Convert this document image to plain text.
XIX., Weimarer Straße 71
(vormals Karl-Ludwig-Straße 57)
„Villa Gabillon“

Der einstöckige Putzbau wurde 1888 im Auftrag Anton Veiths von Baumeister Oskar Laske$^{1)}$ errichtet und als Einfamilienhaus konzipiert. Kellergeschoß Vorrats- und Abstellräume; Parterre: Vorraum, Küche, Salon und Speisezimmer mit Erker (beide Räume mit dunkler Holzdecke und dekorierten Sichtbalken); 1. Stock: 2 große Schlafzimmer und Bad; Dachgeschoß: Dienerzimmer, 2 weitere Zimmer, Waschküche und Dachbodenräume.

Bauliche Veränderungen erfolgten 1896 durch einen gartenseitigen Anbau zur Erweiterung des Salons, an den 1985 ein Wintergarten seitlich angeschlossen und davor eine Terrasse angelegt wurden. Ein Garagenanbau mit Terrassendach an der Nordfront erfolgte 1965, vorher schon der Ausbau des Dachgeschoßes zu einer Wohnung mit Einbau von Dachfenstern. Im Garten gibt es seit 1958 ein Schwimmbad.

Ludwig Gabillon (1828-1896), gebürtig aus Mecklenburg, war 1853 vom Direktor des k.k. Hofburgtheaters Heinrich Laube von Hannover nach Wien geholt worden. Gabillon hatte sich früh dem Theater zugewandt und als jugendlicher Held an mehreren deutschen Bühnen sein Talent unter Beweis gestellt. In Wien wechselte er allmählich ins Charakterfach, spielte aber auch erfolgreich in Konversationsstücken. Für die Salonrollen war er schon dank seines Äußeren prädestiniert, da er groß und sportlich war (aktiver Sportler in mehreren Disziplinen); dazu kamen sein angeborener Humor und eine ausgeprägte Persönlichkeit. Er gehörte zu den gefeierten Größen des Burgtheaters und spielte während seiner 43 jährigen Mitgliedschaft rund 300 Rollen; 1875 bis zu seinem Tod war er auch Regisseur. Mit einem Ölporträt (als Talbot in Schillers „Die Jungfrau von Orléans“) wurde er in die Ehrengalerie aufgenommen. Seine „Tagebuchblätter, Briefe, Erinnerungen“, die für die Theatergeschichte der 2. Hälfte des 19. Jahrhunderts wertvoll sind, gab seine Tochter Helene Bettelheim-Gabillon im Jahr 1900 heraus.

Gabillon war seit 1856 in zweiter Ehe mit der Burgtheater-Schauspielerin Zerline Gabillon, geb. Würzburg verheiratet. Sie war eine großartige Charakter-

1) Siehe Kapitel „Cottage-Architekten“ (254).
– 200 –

▬▬▬▬▬▬▬▬▬▬

● **TASK REQUIREMENTS**
Give every record again, exactly as it reads.

● **WRITTEN RESPONSE**
Convert this document image to plain text.
XIX., Weimarer Straße 71
(vormals Karl-Ludwig-Straße 57)
„Villa Gabillon“

Der einstöckige Putzbau wurde 1888 im Auftrag Anton Veiths von Baumeister Oskar Laske$^{1)}$ errichtet und als Einfamilienhaus konzipiert. Kellergeschoß Vorrats- und Abstellräume; Parterre: Vorraum, Küche, Salon und Speisezimmer mit Erker (beide Räume mit dunkler Holzdecke und dekorierten Sichtbalken); 1. Stock: 2 große Schlafzimmer und Bad; Dachgeschoß: Dienerzimmer, 2 weitere Zimmer, Waschküche und Dachbodenräume.

Bauliche Veränderungen erfolgten 1896 durch einen gartenseitigen Anbau zur Erweiterung des Salons, an den 1985 ein Wintergarten seitlich angeschlossen und davor eine Terrasse angelegt wurden. Ein Garagenanbau mit Terrassendach an der Nordfront erfolgte 1965, vorher schon der Ausbau des Dachgeschoßes zu einer Wohnung mit Einbau von Dachfenstern. Im Garten gibt es seit 1958 ein Schwimmbad.

Ludwig Gabillon (1828-1896), gebürtig aus Mecklenburg, war 1853 vom Direktor des k.k. Hofburgtheaters Heinrich Laube von Hannover nach Wien geholt worden. Gabillon hatte sich früh dem Theater zugewandt und als jugendlicher Held an mehreren deutschen Bühnen sein Talent unter Beweis gestellt. In Wien wechselte er allmählich ins Charakterfach, spielte aber auch erfolgreich in Konversationsstücken. Für die Salonrollen war er schon dank seines Äußeren prädestiniert, da er groß und sportlich war (aktiver Sportler in mehreren Disziplinen); dazu kamen sein angeborener Humor und eine ausgeprägte Persönlichkeit. Er gehörte zu den gefeierten Größen des Burgtheaters und spielte während seiner 43 jährigen Mitgliedschaft rund 300 Rollen; 1875 bis zu seinem Tod war er auch Regisseur. Mit einem Ölporträt (als Talbot in Schillers „Die Jungfrau von Orléans“) wurde er in die Ehrengalerie aufgenommen. Seine „Tagebuchblätter, Briefe, Erinnerungen“, die für die Theatergeschichte der 2. Hälfte des 19. Jahrhunderts wertvoll sind, gab seine Tochter Helene Bettelheim-Gabillon im Jahr 1900 heraus.

Gabillon war seit 1856 in zweiter Ehe mit der Burgtheater-Schauspielerin Zerline Gabillon, geb. Würzburg verheiratet. Sie war eine großartige Charakter-

1) Siehe Kapitel „Cottage-Architekten“ (254).
– 200 –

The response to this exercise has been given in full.